** SUPPLIED RECORDS **
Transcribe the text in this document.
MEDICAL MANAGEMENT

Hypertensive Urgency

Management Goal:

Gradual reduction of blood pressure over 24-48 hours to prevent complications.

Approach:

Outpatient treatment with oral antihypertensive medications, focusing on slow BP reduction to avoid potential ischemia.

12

** WHAT IS REQUIRED **
Restate every line of the data word for word.

** SOLUTION FOR THIS TASK **
Transcribe the text in this document.
MEDICAL MANAGEMENT

Hypertensive Urgency

Management Goal:

Gradual reduction of blood pressure over 24-48 hours to prevent complications.

Approach:

Outpatient treatment with oral antihypertensive medications, focusing on slow BP reduction to avoid potential ischemia.

12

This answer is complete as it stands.